◆ STATED PROBLEM 1:
Answer these from the passage below on kinds of consciousness:
(a) Which imputation does the explanation say this is?
(b) How many scriptures does one group of bodhisattvas take as authorities, according to the Commentary?
(c) In Vasubandhu's explanation, what is the only exception to there being no consciousness apart from the thinking consciousness?
◆ STATED PROBLEM 2: Name every scripture that the Commentary lists as an authority in the passage below on kinds of consciousness.

◆ SELECTED TEXT:

Some grasp the various kinds of consciousness as differing in function but being the same in essence.
Explanation: This is the third imputation. 134 The Mahāyāna-saṃgrāha says: “There is one group of scholars that says there is one consciousness, based on which there are various transformations, to which are applied various names, such as the activities of mentation and thought.” 135 The Commentary says: “One group of bodhisattvas takes three scriptures as authorities. The first is the Dharma Leg Sūtra, 136 since the mind is distantly removed and functioning independently. 137 The second is the Sūtra on the Production of Consciousness from the Five Faculties, since in the sphere of activity of the five faculties, each consciousness is able to receive (sense data). Third is the Sūtra of the Twelve Fields, since the six consciousnesses are subsumed in the conceptualizing consciousness.” 138
測云、「但說六識爲一意識、不說七八、亦無別體。」 世親釋云、「非離意識、別有餘識。唯除別有阿賴耶。」 139 故。准知七亦有別體。然第八識、依執五根、恐濫六識、故別簡取。
Woncheuk says: “This is simply saying that the six consciousnesses are subsumed in the one conceptualizing consciousness (sixth consciousness). It does not discuss the seventh and eighth consciousnesses; there is also no separate essence.” The explanation by Vasubandhu (in the *Mahāyāna-saṃgraha-bhāṣya) says: “There is, apart from the thinking consciousness, no separately existing other consciousness. The only exception is the separately existing ālayavijñāna.” From this we can surmise that the seventh consciousness also has a distinct essence. Yet the eighth consciousness adheres to the five faculties. For fear that it might be confused with the sixth consciousness, it is separately distinguished.

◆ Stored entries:
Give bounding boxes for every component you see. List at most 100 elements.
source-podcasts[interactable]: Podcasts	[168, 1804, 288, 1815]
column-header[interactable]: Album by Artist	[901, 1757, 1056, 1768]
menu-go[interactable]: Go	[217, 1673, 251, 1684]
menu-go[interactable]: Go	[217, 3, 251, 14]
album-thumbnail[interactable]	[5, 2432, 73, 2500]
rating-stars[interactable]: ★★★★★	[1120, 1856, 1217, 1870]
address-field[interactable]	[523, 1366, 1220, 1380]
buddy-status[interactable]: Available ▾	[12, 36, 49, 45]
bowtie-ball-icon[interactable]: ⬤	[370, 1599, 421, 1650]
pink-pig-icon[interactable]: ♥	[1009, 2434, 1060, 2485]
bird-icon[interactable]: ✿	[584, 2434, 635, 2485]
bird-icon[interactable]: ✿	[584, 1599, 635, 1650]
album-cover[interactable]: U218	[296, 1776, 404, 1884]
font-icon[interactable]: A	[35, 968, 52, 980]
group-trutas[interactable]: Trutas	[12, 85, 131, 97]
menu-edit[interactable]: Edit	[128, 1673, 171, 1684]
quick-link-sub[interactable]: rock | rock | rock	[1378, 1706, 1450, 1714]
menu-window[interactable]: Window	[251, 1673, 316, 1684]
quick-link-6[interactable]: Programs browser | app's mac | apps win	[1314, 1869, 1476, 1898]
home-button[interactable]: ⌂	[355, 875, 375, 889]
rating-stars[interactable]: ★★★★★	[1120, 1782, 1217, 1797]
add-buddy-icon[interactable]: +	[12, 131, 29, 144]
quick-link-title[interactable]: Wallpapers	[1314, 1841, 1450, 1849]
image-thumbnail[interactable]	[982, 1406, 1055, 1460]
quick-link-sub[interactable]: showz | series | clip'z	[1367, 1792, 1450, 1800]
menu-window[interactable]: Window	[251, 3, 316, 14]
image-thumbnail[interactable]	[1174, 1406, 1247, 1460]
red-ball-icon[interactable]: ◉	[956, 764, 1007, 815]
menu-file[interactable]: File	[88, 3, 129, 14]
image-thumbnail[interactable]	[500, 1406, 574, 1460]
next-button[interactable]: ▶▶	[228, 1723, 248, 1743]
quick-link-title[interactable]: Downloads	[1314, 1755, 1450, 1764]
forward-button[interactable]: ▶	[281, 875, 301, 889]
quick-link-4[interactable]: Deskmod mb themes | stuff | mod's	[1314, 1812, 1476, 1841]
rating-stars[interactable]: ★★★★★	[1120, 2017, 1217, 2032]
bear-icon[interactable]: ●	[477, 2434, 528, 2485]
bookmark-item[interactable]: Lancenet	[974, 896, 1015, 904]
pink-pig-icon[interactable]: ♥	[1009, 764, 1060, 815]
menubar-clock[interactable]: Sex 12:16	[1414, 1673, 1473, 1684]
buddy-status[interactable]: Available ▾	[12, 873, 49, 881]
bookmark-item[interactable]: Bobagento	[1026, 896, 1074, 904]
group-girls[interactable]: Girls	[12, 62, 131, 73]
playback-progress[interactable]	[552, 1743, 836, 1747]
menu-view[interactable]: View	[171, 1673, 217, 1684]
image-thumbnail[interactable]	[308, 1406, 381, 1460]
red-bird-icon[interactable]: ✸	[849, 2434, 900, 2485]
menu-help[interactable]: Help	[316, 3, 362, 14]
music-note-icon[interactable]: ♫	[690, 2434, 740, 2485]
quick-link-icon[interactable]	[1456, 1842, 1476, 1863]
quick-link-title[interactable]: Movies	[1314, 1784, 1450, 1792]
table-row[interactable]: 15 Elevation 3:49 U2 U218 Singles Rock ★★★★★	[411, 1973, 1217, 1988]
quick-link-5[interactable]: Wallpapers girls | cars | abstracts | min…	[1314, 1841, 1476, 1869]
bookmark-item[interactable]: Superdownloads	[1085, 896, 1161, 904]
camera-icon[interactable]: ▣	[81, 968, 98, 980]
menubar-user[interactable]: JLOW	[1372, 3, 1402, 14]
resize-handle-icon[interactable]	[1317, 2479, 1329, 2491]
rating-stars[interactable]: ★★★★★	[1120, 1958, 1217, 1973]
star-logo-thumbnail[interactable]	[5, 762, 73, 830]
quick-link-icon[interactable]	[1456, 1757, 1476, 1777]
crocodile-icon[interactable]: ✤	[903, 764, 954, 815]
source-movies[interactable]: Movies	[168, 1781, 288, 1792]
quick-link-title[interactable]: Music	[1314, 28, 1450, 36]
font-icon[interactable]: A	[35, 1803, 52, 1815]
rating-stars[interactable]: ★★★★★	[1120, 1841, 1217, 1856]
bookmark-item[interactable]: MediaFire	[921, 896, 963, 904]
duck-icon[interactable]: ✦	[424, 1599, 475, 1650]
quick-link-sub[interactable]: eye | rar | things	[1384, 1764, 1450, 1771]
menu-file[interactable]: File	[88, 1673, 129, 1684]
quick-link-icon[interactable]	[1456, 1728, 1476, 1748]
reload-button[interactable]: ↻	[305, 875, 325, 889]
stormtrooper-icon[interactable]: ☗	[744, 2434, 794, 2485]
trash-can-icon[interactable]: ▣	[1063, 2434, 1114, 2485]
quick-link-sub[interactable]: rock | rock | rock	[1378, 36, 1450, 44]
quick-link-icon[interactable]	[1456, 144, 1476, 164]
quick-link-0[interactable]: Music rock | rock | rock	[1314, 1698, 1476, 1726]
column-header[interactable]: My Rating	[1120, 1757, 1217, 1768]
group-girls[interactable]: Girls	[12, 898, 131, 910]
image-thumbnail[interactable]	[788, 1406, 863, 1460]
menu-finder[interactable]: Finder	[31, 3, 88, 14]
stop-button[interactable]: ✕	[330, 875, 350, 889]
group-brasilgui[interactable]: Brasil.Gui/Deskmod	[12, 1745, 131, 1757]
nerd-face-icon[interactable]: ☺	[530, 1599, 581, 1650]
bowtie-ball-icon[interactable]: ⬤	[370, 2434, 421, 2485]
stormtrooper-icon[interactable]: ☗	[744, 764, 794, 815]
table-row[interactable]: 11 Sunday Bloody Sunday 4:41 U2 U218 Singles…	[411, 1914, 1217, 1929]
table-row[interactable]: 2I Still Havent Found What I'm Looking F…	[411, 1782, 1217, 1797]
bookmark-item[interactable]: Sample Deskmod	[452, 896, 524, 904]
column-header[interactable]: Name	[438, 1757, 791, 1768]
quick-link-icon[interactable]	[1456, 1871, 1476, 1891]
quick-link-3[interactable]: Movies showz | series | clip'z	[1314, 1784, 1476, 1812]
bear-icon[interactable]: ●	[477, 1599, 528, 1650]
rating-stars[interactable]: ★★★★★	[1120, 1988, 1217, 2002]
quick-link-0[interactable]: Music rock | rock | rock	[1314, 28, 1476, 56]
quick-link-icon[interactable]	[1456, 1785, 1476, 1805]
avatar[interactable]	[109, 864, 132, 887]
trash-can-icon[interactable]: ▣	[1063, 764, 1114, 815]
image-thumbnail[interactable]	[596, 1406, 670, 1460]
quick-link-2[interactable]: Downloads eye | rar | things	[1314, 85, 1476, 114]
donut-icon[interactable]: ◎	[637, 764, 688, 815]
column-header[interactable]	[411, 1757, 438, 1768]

◆ TASK RESULT 1:
(a) The third imputation.
(b) Three.
(c) The separately existing ālayavijñāna.

◆ TASK RESULT 2:
- Dharma Leg Sūtra
- Sūtra on the Production of Consciousness from the Five Faculties
- Sūtra of the Twelve Fields